**Data supplied**:
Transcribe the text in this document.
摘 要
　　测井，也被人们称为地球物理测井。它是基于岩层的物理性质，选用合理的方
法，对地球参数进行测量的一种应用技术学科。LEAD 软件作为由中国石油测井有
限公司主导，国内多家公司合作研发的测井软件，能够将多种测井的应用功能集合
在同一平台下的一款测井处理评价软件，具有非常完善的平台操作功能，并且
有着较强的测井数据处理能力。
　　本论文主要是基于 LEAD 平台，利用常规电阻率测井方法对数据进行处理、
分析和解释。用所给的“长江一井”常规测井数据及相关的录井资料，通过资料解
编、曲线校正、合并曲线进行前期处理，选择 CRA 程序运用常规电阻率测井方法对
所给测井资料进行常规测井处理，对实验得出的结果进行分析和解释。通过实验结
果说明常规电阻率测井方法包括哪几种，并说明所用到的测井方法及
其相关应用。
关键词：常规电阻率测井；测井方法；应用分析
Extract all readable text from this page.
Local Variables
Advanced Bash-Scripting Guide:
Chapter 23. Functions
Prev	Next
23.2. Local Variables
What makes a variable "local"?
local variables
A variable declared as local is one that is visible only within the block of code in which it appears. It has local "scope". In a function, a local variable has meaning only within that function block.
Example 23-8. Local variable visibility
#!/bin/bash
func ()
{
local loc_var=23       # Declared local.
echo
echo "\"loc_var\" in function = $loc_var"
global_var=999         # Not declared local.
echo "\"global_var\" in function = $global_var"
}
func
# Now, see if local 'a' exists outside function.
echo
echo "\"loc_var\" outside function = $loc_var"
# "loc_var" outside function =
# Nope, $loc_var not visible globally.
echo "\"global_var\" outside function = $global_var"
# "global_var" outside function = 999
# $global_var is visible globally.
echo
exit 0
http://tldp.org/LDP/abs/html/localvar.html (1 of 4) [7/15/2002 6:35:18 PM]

**What the task asks**: Every entry needs to be retyped exactly.

**Task answer**:
Transcribe the text in this document.
摘 要
　　测井，也被人们称为地球物理测井。它是基于岩层的物理性质，选用合理的方
法，对地球参数进行测量的一种应用技术学科。LEAD 软件作为由中国石油测井有
限公司主导，国内多家公司合作研发的测井软件，能够将多种测井的应用功能集合
在同一平台下的一款测井处理评价软件，具有非常完善的平台操作功能，并且
有着较强的测井数据处理能力。
　　本论文主要是基于 LEAD 平台，利用常规电阻率测井方法对数据进行处理、
分析和解释。用所给的“长江一井”常规测井数据及相关的录井资料，通过资料解
编、曲线校正、合并曲线进行前期处理，选择 CRA 程序运用常规电阻率测井方法对
所给测井资料进行常规测井处理，对实验得出的结果进行分析和解释。通过实验结
果说明常规电阻率测井方法包括哪几种，并说明所用到的测井方法及
其相关应用。
关键词：常规电阻率测井；测井方法；应用分析
Extract all readable text from this page.
Local Variables
Advanced Bash-Scripting Guide:
Chapter 23. Functions
Prev	Next
23.2. Local Variables
What makes a variable "local"?
local variables
A variable declared as local is one that is visible only within the block of code in which it appears. It has local "scope". In a function, a local variable has meaning only within that function block.
Example 23-8. Local variable visibility
#!/bin/bash
func ()
{
local loc_var=23       # Declared local.
echo
echo "\"loc_var\" in function = $loc_var"
global_var=999         # Not declared local.
echo "\"global_var\" in function = $global_var"
}
func
# Now, see if local 'a' exists outside function.
echo
echo "\"loc_var\" outside function = $loc_var"
# "loc_var" outside function =
# Nope, $loc_var not visible globally.
echo "\"global_var\" outside function = $global_var"
# "global_var" outside function = 999
# $global_var is visible globally.
echo
exit 0
http://tldp.org/LDP/abs/html/localvar.html (1 of 4) [7/15/2002 6:35:18 PM]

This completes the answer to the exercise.